AIM OF THE TASK
Copy the listing below from its first line through the line containing "bleed-group-label: Aflooptekens bbox=[408, 199, 454, 207]", both included, with no changes.

DATA TO PROCESS

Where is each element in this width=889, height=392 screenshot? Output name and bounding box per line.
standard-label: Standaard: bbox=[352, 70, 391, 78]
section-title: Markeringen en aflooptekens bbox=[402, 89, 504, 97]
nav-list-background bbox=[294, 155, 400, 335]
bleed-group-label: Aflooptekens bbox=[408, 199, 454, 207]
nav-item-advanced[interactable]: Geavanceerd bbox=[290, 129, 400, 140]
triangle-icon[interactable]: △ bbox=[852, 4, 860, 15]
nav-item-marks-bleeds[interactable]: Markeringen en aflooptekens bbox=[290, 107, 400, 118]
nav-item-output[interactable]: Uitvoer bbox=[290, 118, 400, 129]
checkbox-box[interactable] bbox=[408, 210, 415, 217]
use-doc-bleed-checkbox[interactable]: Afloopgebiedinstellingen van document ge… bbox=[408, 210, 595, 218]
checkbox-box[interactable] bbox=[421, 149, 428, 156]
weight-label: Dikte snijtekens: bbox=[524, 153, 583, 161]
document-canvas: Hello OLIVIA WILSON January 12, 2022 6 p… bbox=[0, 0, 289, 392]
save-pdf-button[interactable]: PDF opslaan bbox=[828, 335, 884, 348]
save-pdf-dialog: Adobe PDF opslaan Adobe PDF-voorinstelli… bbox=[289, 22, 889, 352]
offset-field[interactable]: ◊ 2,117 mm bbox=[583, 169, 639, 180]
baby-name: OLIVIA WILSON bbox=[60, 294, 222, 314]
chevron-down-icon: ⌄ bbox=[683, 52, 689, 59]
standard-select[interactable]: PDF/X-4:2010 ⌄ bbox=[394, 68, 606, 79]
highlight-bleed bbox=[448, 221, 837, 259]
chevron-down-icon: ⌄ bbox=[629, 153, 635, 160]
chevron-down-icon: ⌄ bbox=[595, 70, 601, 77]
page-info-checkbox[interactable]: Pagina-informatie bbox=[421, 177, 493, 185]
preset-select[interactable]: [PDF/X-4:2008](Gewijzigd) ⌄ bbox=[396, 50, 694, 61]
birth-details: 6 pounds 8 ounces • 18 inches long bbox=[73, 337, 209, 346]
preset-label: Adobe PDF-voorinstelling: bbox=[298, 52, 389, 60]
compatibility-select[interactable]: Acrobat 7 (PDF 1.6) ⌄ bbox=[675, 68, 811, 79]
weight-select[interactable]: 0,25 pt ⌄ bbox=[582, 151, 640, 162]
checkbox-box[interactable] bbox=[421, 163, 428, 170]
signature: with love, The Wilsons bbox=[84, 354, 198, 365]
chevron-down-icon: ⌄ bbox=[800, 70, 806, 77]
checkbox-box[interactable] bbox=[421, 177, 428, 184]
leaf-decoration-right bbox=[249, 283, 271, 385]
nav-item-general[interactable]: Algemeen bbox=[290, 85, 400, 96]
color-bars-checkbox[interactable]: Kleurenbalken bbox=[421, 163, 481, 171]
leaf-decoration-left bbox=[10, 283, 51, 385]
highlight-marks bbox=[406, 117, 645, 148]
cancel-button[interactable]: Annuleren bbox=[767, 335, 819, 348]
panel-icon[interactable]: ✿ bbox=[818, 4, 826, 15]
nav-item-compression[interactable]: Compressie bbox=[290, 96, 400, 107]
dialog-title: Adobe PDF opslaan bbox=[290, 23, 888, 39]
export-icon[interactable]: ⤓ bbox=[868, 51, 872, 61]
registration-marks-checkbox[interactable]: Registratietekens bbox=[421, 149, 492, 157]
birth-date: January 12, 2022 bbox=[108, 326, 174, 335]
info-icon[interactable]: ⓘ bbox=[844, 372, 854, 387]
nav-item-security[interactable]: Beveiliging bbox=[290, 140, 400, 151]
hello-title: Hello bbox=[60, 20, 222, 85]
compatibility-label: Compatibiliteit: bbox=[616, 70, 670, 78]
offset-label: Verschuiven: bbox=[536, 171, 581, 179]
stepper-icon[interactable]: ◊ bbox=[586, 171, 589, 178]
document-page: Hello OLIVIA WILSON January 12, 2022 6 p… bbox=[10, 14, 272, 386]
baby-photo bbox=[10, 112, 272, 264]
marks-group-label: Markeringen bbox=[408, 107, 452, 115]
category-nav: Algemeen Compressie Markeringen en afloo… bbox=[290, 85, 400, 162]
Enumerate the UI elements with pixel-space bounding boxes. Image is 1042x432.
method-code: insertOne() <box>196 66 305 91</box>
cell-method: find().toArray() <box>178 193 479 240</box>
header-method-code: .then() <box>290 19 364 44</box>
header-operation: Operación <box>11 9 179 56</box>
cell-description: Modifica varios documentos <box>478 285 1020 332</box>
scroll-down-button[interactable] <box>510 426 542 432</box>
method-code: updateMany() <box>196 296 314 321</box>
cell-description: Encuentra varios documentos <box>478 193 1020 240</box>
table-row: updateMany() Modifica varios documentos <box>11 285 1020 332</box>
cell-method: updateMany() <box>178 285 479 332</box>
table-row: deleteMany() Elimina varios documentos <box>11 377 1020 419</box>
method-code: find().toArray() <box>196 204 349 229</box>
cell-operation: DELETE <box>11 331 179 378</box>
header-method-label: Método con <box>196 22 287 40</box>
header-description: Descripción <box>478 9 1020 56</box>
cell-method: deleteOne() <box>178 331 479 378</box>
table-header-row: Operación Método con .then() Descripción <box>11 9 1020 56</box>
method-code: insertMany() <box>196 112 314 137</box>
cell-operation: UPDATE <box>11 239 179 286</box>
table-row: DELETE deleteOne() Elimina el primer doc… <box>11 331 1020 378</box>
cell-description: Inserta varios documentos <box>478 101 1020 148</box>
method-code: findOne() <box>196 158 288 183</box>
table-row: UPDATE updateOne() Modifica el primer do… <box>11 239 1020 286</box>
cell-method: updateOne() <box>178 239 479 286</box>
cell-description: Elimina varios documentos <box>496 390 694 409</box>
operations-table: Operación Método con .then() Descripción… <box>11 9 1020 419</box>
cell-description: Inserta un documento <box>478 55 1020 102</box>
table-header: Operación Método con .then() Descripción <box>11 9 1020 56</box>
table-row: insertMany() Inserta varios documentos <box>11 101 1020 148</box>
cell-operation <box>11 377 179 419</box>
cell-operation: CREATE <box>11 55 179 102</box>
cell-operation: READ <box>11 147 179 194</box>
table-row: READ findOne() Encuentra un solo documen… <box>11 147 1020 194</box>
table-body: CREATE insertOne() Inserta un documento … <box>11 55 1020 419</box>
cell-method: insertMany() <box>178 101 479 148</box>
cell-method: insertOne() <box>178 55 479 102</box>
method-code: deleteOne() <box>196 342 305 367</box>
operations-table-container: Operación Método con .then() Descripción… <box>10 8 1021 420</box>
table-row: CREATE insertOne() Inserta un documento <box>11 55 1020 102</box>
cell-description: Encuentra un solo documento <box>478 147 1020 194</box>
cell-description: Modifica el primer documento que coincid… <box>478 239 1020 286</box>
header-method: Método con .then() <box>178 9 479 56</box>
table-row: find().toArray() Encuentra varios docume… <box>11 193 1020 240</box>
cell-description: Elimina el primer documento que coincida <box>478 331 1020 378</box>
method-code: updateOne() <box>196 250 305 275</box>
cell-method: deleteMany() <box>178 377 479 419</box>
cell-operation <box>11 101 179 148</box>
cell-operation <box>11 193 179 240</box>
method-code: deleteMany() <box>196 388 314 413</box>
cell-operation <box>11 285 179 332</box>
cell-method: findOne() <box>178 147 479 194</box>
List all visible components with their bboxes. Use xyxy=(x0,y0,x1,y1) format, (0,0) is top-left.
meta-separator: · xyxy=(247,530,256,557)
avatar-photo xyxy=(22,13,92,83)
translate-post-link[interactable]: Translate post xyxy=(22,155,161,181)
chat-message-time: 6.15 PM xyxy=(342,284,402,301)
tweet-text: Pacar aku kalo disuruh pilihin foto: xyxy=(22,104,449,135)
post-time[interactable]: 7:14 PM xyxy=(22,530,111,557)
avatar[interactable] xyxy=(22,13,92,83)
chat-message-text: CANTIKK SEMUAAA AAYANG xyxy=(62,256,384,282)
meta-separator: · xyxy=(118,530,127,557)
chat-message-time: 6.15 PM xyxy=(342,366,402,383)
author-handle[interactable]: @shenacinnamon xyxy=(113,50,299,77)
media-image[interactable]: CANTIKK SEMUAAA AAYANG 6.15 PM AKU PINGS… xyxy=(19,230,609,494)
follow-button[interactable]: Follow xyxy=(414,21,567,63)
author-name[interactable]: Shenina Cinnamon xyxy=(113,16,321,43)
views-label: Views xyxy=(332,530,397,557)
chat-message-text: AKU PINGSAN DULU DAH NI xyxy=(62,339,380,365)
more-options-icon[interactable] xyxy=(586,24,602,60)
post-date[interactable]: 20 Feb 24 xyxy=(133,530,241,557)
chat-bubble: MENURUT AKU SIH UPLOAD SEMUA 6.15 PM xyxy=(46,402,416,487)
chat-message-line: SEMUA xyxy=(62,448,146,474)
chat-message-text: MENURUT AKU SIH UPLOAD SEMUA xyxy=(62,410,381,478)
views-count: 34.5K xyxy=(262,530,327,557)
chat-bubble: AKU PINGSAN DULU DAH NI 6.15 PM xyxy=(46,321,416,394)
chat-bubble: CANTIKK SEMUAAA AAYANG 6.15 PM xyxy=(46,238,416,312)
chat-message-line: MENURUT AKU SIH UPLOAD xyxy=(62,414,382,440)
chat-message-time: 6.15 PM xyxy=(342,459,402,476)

TASK RESPONSE
Where is each element in this width=889, height=392 screenshot? Output name and bounding box per line.
standard-label: Standaard: bbox=[352, 70, 391, 78]
section-title: Markeringen en aflooptekens bbox=[402, 89, 504, 97]
nav-list-background bbox=[294, 155, 400, 335]
bleed-group-label: Aflooptekens bbox=[408, 199, 454, 207]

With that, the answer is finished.